***** 引用文 *****
最近では「争続」という言葉が浸透している分、切り出し方次第ではきょうだい(兄弟姉妹を「きょうだい」と呼ぶ事にします)からも「ひょっとして、遺産を目当てにしているのか?」と勘ぐられて、家族間でのコミュニケーションがうまくとれなくなる恐れがあります。

――うまい切り出し方はないでしょうか。

久しぶりに実家に帰って来た人は「家のことで困っていることはない?」と聞くことから始めてはどうでしょうか。子どもが自分を心配してくれていると思えると、親も普段できなかった家事を頼むだけでなく、親自身も気になっている「母さんにもしものことがあった時だけれど……」と話しやすくなるでしょう。

子ども世代がみんな実家から離れて暮らしているなら、「実家どうする」とか「お墓どうする」ということから聞いてみるといいでしょう。いきなりお金の話をするよりも、実家のことは話題にしやすいかもしれません。子どもが誰も実家を継ぐ見込みがなければ、親も子どもに負担をかけさせたくないとは考えているはずですから、いいきっかけにはなりますよね。
***** データ記録 *****
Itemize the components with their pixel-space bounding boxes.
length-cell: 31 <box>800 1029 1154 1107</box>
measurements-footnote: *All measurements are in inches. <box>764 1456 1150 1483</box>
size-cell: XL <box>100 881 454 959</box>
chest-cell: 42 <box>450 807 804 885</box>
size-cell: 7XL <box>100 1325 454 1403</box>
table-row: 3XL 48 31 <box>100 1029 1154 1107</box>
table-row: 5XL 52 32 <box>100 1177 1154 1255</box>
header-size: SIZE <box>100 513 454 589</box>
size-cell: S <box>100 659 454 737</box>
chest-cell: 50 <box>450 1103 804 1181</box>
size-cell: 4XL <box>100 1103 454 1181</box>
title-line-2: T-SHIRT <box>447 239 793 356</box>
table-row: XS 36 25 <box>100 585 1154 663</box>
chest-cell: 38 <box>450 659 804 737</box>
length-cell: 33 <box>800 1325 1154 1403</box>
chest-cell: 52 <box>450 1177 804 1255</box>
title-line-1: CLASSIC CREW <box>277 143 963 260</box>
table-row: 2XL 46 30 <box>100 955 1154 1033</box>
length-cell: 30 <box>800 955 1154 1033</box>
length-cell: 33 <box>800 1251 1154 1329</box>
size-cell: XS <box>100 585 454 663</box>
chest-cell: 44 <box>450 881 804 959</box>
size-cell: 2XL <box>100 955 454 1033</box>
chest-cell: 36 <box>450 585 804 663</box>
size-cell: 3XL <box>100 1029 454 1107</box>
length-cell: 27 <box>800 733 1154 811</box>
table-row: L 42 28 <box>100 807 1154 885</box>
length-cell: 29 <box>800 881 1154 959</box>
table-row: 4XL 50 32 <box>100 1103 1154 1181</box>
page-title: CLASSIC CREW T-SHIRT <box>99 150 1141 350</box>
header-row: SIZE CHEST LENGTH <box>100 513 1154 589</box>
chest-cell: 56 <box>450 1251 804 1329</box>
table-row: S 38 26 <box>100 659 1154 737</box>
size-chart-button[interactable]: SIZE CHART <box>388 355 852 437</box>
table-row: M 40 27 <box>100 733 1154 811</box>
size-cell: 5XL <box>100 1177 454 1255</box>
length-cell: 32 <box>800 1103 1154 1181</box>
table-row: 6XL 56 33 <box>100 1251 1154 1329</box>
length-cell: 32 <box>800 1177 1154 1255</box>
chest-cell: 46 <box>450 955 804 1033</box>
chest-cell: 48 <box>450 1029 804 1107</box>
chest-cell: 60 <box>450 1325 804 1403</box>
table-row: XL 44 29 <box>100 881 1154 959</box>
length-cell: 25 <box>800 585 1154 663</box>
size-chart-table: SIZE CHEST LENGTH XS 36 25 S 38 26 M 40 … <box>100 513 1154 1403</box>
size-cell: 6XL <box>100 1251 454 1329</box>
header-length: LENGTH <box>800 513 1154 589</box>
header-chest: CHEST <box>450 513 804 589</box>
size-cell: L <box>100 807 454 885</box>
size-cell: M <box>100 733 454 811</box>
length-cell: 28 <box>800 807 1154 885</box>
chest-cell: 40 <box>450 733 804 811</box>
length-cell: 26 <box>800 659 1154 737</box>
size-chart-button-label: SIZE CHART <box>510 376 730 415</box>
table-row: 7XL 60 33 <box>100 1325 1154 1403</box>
*****
指示:
(a) 相続の話の切り出し方についての文章から、かぎかっこ「」で囲まれた語句をすべて、出てくる順に書き出してください。
(b) 相続の話の切り出し方についての文章を、最後の文に続けて書き進めてください。

解答:
(a)
「争続」
「きょうだい」
「ひょっとして、遺産を目当てにしているのか?」
「家のことで困っていることはない?」
「母さんにもしものことがあった時だけれど……」
「実家どうする」
「お墓どうする」

(b)
――「実家をどうするか」という問題は、両親が亡くなった後に話し合えばいいのではないですか?

いえいえ。むしろ、親が生きている時の方が、問題になりやすいのです。親が70代以上の方は、自動車運転免許証の返納の話と一緒にしてほしいのが、「実家の相続」についての話題です。特に、地方の実家に親だけが住んでいて、子どもたちはすでに離れた場所に生活の基盤があり、実家を引き継ぐ予定がない人たちは、すぐにでも相談してほしい話題です。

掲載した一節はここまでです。